Stored items:

++++++++

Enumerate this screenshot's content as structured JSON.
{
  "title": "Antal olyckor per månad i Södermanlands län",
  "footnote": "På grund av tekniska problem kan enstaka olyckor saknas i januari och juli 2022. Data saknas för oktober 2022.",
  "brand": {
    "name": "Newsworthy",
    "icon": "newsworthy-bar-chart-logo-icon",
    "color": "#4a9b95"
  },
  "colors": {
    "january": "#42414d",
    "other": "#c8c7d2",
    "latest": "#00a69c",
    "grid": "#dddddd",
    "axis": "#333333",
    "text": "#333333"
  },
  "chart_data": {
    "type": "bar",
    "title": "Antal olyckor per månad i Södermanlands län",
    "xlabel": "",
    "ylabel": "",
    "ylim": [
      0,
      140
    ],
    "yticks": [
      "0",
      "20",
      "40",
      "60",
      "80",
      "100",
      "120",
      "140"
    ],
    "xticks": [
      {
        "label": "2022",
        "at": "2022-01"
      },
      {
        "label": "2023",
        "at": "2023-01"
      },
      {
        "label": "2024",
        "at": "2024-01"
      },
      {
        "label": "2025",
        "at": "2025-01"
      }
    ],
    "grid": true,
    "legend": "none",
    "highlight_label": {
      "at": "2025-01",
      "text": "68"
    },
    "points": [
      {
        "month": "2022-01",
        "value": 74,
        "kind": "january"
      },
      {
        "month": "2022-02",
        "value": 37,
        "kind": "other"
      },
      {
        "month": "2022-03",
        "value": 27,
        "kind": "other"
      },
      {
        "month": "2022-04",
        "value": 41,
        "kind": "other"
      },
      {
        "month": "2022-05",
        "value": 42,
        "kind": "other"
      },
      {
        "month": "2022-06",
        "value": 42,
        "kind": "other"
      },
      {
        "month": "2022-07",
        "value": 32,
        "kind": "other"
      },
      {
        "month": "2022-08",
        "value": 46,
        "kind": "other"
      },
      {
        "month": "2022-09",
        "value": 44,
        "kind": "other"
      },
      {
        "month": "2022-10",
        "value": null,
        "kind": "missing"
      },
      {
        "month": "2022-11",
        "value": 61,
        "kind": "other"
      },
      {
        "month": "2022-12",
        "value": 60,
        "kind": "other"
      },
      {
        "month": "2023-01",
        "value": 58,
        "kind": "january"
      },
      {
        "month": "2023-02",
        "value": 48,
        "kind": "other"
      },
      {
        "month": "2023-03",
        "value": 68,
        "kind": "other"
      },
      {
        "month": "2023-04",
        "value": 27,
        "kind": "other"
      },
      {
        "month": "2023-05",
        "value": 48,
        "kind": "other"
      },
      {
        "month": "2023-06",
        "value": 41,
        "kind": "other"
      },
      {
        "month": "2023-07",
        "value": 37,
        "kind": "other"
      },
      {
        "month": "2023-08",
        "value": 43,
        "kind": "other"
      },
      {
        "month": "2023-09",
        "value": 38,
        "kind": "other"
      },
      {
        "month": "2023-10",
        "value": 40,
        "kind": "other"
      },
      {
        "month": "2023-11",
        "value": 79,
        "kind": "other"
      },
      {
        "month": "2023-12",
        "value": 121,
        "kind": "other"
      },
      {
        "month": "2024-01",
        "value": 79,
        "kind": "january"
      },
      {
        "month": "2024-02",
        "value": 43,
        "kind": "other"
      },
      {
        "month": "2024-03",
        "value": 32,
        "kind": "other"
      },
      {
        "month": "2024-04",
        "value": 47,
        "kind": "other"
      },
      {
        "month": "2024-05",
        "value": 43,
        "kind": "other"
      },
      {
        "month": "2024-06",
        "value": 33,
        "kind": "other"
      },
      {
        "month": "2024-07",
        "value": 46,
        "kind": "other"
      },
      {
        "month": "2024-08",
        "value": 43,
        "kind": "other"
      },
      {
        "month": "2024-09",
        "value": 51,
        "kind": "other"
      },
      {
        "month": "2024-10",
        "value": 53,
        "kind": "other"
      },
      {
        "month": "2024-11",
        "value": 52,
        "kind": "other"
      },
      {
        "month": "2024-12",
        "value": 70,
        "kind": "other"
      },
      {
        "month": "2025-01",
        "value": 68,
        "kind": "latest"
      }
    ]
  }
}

++++++++

_Instruction_: Gather each line from the listing above that holds "Södermanlands".

_Solution to this task_:
  "title": "Antal olyckor per månad i Södermanlands län",
    "title": "Antal olyckor per månad i Södermanlands län",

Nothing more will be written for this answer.